• STATED EXERCISE: Find each line with "fordon" and copy it.

─── EXCERPTED DATA ───

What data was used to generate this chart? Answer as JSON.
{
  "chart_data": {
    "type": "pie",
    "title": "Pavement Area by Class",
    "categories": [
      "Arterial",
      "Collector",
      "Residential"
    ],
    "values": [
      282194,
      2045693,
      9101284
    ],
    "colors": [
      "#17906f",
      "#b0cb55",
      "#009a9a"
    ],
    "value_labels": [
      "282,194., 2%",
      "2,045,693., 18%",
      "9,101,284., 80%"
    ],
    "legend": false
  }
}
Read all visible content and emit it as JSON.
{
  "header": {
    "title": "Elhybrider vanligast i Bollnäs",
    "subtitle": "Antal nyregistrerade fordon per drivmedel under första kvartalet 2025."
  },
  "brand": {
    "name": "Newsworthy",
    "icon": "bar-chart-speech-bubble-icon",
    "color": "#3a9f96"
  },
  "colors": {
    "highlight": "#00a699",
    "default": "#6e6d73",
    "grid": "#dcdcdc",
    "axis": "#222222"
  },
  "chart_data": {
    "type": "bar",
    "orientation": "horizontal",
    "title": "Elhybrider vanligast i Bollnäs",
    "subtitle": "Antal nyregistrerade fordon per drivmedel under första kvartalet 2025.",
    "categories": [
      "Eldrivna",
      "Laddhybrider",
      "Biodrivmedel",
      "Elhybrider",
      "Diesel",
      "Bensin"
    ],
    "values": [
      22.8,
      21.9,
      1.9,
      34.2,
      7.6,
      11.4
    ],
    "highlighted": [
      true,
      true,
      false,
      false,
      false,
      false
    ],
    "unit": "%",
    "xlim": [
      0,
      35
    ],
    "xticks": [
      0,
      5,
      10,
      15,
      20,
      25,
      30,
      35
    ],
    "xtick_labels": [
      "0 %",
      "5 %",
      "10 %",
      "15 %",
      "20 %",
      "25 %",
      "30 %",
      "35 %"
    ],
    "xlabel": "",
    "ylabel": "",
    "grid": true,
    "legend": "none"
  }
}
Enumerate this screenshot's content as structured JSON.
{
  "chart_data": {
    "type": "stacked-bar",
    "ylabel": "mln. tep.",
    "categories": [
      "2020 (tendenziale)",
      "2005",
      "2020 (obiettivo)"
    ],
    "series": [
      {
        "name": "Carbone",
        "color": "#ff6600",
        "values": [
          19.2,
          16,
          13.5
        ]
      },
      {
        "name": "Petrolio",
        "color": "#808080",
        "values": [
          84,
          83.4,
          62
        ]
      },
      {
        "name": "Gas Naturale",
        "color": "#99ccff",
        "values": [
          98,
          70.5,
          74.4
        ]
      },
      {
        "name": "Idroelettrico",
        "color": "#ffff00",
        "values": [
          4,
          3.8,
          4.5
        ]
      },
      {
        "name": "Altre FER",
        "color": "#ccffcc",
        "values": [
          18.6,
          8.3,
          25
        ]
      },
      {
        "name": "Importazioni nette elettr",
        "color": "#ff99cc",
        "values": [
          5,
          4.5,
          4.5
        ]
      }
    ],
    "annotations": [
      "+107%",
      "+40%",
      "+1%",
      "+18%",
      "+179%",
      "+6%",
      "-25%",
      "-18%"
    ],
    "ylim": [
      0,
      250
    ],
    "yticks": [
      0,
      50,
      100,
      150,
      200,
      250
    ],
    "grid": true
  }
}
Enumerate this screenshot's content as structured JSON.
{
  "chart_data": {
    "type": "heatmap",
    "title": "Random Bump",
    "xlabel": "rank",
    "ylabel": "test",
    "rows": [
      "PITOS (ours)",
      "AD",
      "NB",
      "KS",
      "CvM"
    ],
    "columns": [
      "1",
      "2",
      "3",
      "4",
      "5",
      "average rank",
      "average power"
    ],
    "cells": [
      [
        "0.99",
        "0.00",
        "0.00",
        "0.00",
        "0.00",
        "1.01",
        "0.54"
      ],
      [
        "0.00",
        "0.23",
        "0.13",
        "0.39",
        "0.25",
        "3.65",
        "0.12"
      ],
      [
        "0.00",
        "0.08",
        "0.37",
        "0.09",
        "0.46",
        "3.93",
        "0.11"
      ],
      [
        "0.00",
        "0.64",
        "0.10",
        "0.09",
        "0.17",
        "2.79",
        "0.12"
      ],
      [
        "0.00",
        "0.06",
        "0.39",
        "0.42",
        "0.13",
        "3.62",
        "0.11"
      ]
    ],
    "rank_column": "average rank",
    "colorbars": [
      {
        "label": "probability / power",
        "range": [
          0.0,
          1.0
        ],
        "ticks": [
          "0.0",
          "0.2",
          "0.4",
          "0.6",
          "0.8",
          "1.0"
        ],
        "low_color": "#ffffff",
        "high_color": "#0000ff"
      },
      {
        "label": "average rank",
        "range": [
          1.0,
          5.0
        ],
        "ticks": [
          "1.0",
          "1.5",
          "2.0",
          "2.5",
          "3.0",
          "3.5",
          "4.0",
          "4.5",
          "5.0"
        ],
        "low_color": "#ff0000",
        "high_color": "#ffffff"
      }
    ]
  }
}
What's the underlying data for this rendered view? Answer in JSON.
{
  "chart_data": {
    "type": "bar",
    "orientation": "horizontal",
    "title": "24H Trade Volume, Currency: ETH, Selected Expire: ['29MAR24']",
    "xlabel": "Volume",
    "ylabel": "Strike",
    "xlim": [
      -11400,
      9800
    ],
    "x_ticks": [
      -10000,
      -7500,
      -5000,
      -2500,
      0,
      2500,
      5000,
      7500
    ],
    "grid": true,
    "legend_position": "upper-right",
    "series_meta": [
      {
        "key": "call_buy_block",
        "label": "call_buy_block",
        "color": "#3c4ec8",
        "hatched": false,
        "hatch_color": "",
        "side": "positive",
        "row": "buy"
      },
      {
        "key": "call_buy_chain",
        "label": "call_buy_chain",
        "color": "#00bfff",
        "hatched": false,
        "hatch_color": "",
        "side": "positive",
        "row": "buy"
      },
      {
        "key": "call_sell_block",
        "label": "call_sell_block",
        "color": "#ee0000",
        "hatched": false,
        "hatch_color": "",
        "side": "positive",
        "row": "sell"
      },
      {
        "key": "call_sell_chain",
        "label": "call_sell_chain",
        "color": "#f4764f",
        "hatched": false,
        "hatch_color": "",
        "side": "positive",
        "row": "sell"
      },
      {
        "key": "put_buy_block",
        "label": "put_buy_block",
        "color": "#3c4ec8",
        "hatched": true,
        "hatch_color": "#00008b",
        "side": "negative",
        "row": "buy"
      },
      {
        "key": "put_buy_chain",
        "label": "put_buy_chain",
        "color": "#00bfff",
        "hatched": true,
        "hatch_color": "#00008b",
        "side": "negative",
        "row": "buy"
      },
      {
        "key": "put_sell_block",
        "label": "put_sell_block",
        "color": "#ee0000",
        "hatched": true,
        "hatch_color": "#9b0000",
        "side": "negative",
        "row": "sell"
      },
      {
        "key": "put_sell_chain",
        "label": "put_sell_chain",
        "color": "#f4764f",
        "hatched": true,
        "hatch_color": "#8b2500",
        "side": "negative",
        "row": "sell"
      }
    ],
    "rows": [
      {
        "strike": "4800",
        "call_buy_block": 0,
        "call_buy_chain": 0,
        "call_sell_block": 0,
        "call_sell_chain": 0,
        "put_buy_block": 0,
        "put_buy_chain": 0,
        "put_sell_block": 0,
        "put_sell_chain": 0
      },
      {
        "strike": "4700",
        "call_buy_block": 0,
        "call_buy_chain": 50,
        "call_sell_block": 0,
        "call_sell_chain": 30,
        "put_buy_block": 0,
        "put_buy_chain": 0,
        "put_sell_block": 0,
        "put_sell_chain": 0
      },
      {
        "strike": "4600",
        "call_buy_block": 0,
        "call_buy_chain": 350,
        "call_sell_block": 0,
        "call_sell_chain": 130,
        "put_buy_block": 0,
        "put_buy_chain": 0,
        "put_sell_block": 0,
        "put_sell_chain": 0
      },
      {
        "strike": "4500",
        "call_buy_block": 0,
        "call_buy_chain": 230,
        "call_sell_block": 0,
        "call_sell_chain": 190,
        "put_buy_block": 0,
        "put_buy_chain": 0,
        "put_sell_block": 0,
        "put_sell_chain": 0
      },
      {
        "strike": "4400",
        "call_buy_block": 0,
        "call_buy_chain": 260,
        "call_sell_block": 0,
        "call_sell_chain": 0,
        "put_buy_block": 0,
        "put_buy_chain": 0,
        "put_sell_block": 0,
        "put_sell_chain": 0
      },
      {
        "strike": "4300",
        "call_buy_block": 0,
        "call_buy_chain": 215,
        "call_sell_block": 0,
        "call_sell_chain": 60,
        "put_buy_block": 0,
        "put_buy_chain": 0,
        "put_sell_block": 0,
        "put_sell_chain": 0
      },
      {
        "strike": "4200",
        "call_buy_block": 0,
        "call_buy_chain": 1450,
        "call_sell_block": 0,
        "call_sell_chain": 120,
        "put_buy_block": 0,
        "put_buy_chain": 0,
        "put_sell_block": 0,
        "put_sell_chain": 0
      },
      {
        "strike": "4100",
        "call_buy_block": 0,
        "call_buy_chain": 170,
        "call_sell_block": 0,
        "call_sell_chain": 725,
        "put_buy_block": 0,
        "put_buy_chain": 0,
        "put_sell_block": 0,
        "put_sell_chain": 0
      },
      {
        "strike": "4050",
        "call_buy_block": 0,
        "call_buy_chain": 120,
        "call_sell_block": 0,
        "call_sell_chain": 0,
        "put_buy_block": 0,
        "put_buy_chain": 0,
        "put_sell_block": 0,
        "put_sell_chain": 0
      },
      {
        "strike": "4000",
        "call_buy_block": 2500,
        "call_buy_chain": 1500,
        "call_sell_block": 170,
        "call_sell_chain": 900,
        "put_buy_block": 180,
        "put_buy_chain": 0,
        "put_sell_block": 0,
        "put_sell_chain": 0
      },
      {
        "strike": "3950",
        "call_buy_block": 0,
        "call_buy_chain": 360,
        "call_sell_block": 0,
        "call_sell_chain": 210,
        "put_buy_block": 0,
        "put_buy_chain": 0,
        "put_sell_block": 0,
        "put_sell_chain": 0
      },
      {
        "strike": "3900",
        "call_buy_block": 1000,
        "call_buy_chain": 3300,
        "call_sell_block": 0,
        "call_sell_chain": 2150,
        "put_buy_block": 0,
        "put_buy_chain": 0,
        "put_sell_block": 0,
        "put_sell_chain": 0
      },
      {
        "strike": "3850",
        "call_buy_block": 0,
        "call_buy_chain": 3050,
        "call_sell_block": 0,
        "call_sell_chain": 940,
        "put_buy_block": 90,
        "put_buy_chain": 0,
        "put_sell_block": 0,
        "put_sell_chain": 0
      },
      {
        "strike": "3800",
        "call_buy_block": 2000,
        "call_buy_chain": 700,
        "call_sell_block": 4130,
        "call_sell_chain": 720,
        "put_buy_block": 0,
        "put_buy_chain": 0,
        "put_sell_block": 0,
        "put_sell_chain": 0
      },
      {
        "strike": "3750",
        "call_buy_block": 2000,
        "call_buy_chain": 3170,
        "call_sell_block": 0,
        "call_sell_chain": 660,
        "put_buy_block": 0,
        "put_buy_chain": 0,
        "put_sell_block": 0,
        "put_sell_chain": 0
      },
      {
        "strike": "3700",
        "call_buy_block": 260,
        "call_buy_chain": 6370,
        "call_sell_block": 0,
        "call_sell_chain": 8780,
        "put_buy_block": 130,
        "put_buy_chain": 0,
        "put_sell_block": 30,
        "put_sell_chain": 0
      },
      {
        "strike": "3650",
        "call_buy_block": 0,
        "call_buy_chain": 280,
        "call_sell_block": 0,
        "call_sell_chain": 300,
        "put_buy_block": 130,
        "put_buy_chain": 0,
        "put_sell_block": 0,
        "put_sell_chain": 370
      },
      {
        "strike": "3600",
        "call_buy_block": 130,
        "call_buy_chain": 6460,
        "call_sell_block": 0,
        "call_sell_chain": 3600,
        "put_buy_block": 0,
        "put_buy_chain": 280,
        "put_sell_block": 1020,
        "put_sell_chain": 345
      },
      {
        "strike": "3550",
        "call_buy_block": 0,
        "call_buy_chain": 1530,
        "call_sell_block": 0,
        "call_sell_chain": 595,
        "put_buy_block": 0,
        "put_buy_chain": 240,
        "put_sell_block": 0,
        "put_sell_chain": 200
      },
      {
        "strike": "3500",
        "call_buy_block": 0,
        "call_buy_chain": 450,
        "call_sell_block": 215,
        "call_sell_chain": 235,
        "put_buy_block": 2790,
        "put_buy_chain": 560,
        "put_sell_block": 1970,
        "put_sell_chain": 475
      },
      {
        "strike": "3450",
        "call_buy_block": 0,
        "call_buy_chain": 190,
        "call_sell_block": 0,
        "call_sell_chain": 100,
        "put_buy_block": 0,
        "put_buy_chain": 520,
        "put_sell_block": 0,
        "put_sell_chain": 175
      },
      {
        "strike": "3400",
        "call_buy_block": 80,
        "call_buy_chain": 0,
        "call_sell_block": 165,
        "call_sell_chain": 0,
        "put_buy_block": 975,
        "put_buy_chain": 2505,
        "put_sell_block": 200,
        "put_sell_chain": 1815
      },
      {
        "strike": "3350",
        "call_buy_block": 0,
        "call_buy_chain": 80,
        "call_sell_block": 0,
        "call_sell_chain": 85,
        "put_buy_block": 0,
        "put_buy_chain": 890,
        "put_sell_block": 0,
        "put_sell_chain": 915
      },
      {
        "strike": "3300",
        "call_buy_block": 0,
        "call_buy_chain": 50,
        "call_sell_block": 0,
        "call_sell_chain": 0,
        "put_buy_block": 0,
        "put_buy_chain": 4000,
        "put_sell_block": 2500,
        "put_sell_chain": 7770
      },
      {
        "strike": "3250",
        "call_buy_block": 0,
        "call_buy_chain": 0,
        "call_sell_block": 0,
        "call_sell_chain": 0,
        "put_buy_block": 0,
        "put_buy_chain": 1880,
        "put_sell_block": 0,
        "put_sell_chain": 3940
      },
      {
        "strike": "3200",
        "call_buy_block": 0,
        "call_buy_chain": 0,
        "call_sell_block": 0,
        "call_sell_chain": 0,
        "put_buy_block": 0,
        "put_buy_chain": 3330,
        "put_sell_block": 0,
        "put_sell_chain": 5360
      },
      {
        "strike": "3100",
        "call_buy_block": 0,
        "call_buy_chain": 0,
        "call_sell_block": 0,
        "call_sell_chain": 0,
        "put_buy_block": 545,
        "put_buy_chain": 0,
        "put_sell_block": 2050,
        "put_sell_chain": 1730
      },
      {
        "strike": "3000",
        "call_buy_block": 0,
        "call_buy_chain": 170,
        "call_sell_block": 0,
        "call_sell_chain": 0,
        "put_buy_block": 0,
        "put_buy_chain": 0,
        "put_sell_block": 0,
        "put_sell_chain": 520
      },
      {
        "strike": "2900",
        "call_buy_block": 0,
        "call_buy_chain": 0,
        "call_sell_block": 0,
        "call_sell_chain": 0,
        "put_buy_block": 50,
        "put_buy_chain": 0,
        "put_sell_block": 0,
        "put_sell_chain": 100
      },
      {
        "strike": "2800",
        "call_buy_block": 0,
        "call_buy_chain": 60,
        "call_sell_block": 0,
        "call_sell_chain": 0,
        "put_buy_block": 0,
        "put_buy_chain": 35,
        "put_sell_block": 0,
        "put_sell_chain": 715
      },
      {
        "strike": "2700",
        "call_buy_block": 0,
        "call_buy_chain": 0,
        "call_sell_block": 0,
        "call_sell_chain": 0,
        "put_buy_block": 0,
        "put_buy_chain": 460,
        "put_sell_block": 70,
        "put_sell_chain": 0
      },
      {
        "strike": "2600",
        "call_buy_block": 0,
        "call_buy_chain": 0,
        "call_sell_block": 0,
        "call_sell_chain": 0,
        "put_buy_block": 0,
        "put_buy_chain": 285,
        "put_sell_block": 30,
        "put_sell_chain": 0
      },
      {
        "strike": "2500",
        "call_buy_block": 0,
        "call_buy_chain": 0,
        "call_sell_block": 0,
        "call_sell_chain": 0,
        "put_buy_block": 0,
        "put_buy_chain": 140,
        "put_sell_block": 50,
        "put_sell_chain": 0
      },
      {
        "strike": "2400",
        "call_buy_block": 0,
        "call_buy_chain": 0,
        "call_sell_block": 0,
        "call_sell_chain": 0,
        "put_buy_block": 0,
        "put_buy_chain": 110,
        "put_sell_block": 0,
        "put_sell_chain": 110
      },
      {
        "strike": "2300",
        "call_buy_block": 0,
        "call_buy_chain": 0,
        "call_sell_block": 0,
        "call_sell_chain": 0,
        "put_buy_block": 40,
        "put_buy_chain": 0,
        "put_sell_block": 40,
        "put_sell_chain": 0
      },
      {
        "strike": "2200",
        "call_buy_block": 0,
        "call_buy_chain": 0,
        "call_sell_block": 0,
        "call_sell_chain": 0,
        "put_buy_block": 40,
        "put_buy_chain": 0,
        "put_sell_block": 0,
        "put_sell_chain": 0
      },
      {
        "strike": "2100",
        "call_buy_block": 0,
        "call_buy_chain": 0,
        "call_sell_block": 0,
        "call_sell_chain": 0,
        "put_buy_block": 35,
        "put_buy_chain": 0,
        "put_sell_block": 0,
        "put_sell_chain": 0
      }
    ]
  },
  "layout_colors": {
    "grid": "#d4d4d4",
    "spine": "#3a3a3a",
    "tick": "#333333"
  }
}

───

• EXERCISE OUTPUT:
    "subtitle": "Antal nyregistrerade fordon per drivmedel under första kvartalet 2025."
    "subtitle": "Antal nyregistrerade fordon per drivmedel under första kvartalet 2025.",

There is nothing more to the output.